[Records from a data collection]
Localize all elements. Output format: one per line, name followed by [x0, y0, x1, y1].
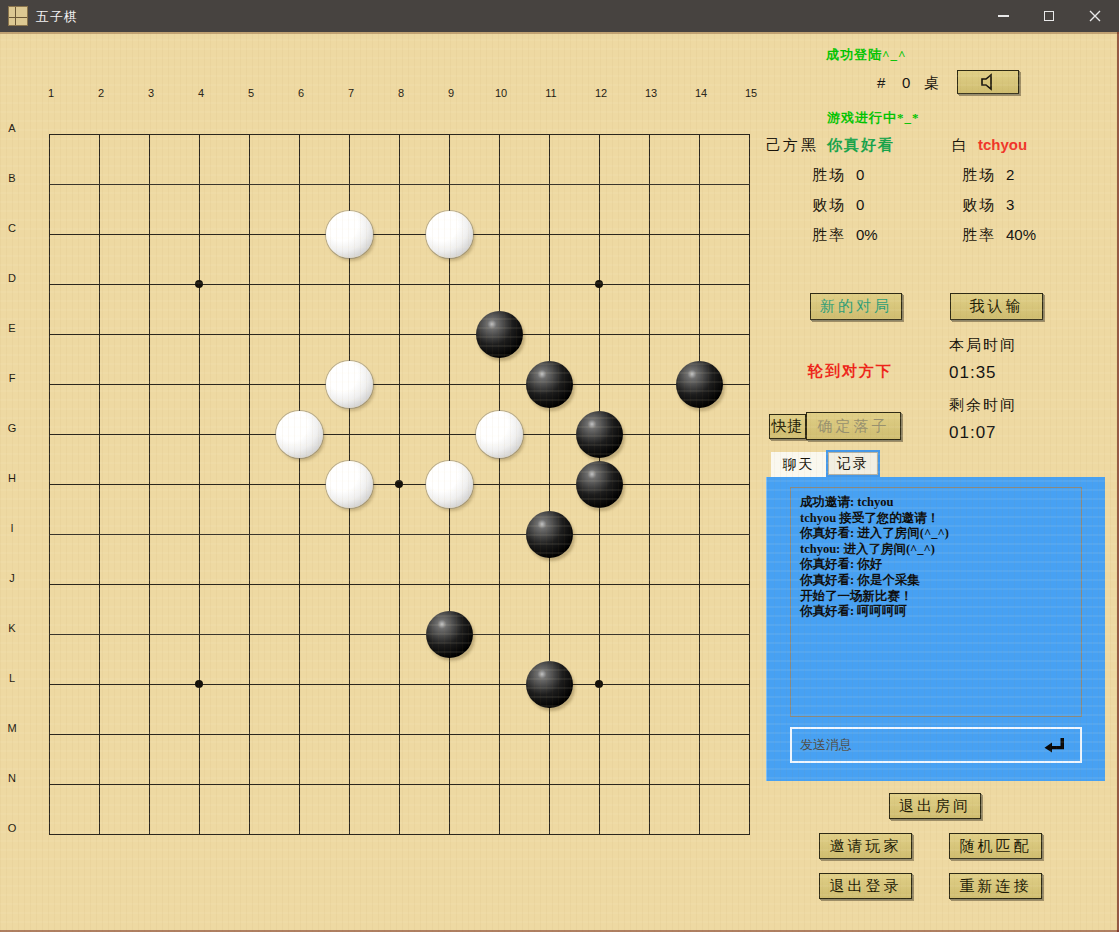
white-rate-value: 40% [1006, 226, 1036, 243]
stone-white [276, 411, 323, 458]
star-point [195, 680, 203, 688]
chat-message: 你真好看: 你是个采集 [800, 573, 1072, 589]
column-label: 12 [590, 87, 612, 99]
column-label: 4 [190, 87, 212, 99]
stone-white [326, 211, 373, 258]
self-label: 己方 [766, 136, 800, 155]
row-label: D [3, 272, 21, 284]
maximize-icon [1044, 11, 1054, 21]
black-rate-value: 0% [856, 226, 878, 243]
black-player-name: 你真好看 [827, 136, 895, 155]
chat-input[interactable]: 发送消息 [790, 727, 1082, 763]
speaker-icon [978, 73, 998, 91]
star-point [595, 680, 603, 688]
chat-message: tchyou 接受了您的邀请！ [800, 511, 1072, 527]
black-losses-value: 0 [856, 196, 864, 213]
close-button[interactable] [1072, 0, 1118, 32]
row-label: G [3, 422, 21, 434]
resign-button[interactable]: 我认输 [950, 293, 1043, 320]
row-label: N [3, 772, 21, 784]
black-side-label: 黑 [801, 136, 818, 155]
minimize-icon [998, 15, 1009, 17]
login-status: 成功登陆^_^ [826, 46, 907, 64]
random-match-button[interactable]: 随机匹配 [949, 833, 1042, 859]
column-label: 8 [390, 87, 412, 99]
chat-message: 开始了一场新比赛！ [800, 589, 1072, 605]
close-icon [1089, 10, 1101, 22]
white-wins-label: 胜场 [962, 166, 996, 185]
reconnect-button[interactable]: 重新连接 [949, 873, 1042, 899]
title-bar: 五子棋 [0, 0, 1119, 32]
stone-white [426, 461, 473, 508]
remain-time-label: 剩余时间 [949, 396, 1017, 415]
column-label: 11 [540, 87, 562, 99]
game-status: 游戏进行中*_* [827, 109, 920, 127]
row-label: E [3, 322, 21, 334]
chat-message: 成功邀请: tchyou [800, 495, 1072, 511]
row-label: L [3, 672, 21, 684]
exit-room-button[interactable]: 退出房间 [889, 793, 981, 819]
window-title: 五子棋 [36, 8, 78, 26]
black-losses-label: 败场 [812, 196, 846, 215]
row-label: M [3, 722, 21, 734]
confirm-move-button[interactable]: 确定落子 [806, 412, 901, 440]
chat-message: 你真好看: 你好 [800, 557, 1072, 573]
star-point [595, 280, 603, 288]
white-side-label: 白 [952, 136, 969, 155]
stone-black [526, 511, 573, 558]
turn-indicator: 轮到对方下 [808, 362, 893, 381]
black-wins-label: 胜场 [812, 166, 846, 185]
game-time-value: 01:35 [949, 363, 997, 383]
logout-button[interactable]: 退出登录 [819, 873, 912, 899]
stone-black [526, 361, 573, 408]
row-label: J [3, 572, 21, 584]
column-label: 1 [40, 87, 62, 99]
stone-white [426, 211, 473, 258]
sound-button[interactable] [957, 70, 1019, 94]
column-label: 2 [90, 87, 112, 99]
row-label: H [3, 472, 21, 484]
white-rate-label: 胜率 [962, 226, 996, 245]
row-label: O [3, 822, 21, 834]
stone-black [576, 411, 623, 458]
stone-white [326, 461, 373, 508]
app-window: 五子棋 123456789101112131415 ABCDEFGHIJKLMN… [0, 0, 1119, 932]
column-label: 9 [440, 87, 462, 99]
stone-black [576, 461, 623, 508]
column-label: 7 [340, 87, 362, 99]
star-point [395, 480, 403, 488]
tab-chat[interactable]: 聊天 [771, 452, 826, 477]
maximize-button[interactable] [1026, 0, 1072, 32]
column-label: 13 [640, 87, 662, 99]
column-label: 6 [290, 87, 312, 99]
row-label: B [3, 172, 21, 184]
game-time-label: 本局时间 [949, 336, 1017, 355]
table-number: 0 [902, 74, 910, 91]
column-label: 14 [690, 87, 712, 99]
tab-record[interactable]: 记录 [826, 450, 880, 477]
chat-message: tchyou: 进入了房间(^_^) [800, 542, 1072, 558]
stone-black [476, 311, 523, 358]
stone-black [426, 611, 473, 658]
quick-button[interactable]: 快捷 [769, 414, 806, 439]
chat-message: 你真好看: 进入了房间(^_^) [800, 526, 1072, 542]
invite-player-button[interactable]: 邀请玩家 [819, 833, 912, 859]
chat-panel: 成功邀请: tchyoutchyou 接受了您的邀请！你真好看: 进入了房间(^… [766, 477, 1105, 781]
stone-black [676, 361, 723, 408]
row-label: C [3, 222, 21, 234]
star-point [195, 280, 203, 288]
row-label: A [3, 122, 21, 134]
send-enter-icon[interactable] [1042, 736, 1066, 754]
board-area[interactable]: 123456789101112131415 ABCDEFGHIJKLMNO [0, 32, 766, 932]
row-label: I [3, 522, 21, 534]
column-label: 3 [140, 87, 162, 99]
app-icon [8, 6, 28, 26]
chat-log[interactable]: 成功邀请: tchyoutchyou 接受了您的邀请！你真好看: 进入了房间(^… [790, 487, 1082, 717]
stone-white [476, 411, 523, 458]
column-label: 5 [240, 87, 262, 99]
white-wins-value: 2 [1006, 166, 1014, 183]
column-label: 15 [740, 87, 762, 99]
table-prefix: # [877, 74, 885, 91]
black-wins-value: 0 [856, 166, 864, 183]
new-game-button[interactable]: 新的对局 [810, 293, 902, 320]
row-label: F [3, 372, 21, 384]
white-losses-label: 败场 [962, 196, 996, 215]
black-rate-label: 胜率 [812, 226, 846, 245]
table-suffix: 桌 [924, 74, 941, 93]
stone-black [526, 661, 573, 708]
minimize-button[interactable] [980, 0, 1026, 32]
white-player-name: tchyou [978, 136, 1027, 153]
chat-input-placeholder: 发送消息 [792, 736, 1042, 754]
stone-white [326, 361, 373, 408]
white-losses-value: 3 [1006, 196, 1014, 213]
remain-time-value: 01:07 [949, 423, 997, 443]
chat-message: 你真好看: 呵呵呵呵 [800, 604, 1072, 620]
column-label: 10 [490, 87, 512, 99]
row-label: K [3, 622, 21, 634]
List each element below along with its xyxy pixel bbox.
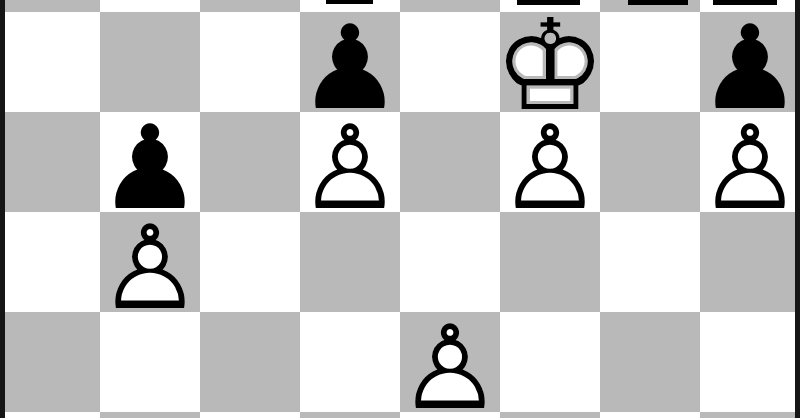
black-pawn-h6: ♟ (700, 12, 800, 112)
cropped-piece-f7 (517, 0, 580, 5)
square-g2 (600, 412, 700, 418)
chess-diagram: ♟♚♔♟♟♟♙♟♙♟♙♟♙♟♙ (0, 0, 800, 418)
cropped-piece-g7 (628, 0, 688, 5)
square-d2 (300, 412, 400, 418)
square-a4 (0, 212, 100, 312)
square-f3 (500, 312, 600, 412)
square-e4 (400, 212, 500, 312)
square-g5 (600, 112, 700, 212)
square-g3 (600, 312, 700, 412)
white-king-f6: ♚♔ (500, 12, 600, 112)
square-b3 (100, 312, 200, 412)
white-pawn-d5: ♟♙ (300, 112, 400, 212)
square-d6: ♟ (300, 12, 400, 112)
square-h3 (700, 312, 800, 412)
square-h6: ♟ (700, 12, 800, 112)
square-b4: ♟♙ (100, 212, 200, 312)
square-c6 (200, 12, 300, 112)
square-f4 (500, 212, 600, 312)
square-e3: ♟♙ (400, 312, 500, 412)
square-b5: ♟ (100, 112, 200, 212)
square-c2 (200, 412, 300, 418)
chess-board: ♟♚♔♟♟♟♙♟♙♟♙♟♙♟♙ (0, 0, 800, 418)
square-b2 (100, 412, 200, 418)
cropped-piece-d7 (326, 0, 373, 4)
square-e5 (400, 112, 500, 212)
square-d3 (300, 312, 400, 412)
square-c4 (200, 212, 300, 312)
white-pawn-f5: ♟♙ (500, 112, 600, 212)
square-f5: ♟♙ (500, 112, 600, 212)
cropped-pieces-layer (0, 0, 800, 12)
square-b6 (100, 12, 200, 112)
square-a2 (0, 412, 100, 418)
square-g6 (600, 12, 700, 112)
square-f6: ♚♔ (500, 12, 600, 112)
square-c3 (200, 312, 300, 412)
black-pawn-d6: ♟ (300, 12, 400, 112)
white-pawn-h5: ♟♙ (700, 112, 800, 212)
square-h5: ♟♙ (700, 112, 800, 212)
white-pawn-e3: ♟♙ (400, 312, 500, 412)
square-a3 (0, 312, 100, 412)
board-border-left (0, 0, 5, 418)
square-g4 (600, 212, 700, 312)
square-a6 (0, 12, 100, 112)
board-border-right (795, 0, 800, 418)
square-h2 (700, 412, 800, 418)
square-c5 (200, 112, 300, 212)
square-f2 (500, 412, 600, 418)
black-pawn-b5: ♟ (100, 112, 200, 212)
square-d4 (300, 212, 400, 312)
square-e2 (400, 412, 500, 418)
square-h4 (700, 212, 800, 312)
square-d5: ♟♙ (300, 112, 400, 212)
square-e6 (400, 12, 500, 112)
white-pawn-b4: ♟♙ (100, 212, 200, 312)
cropped-piece-h7 (713, 0, 777, 5)
square-a5 (0, 112, 100, 212)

#### [Task brief]
Copy out everything from "black-pawn-h6: ♟ (700, 12, 800, 112)" down to "square-f3 (500, 312, 600, 412)" with every "cropped-piece" renamed to "partial-piece", leaving the rest untouched.

#### [Solution]
black-pawn-h6: ♟ (700, 12, 800, 112)
partial-piece-f7 (517, 0, 580, 5)
square-g2 (600, 412, 700, 418)
chess-diagram: ♟♚♔♟♟♟♙♟♙♟♙♟♙♟♙ (0, 0, 800, 418)
partial-piece-g7 (628, 0, 688, 5)
square-d2 (300, 412, 400, 418)
square-a4 (0, 212, 100, 312)
square-f3 (500, 312, 600, 412)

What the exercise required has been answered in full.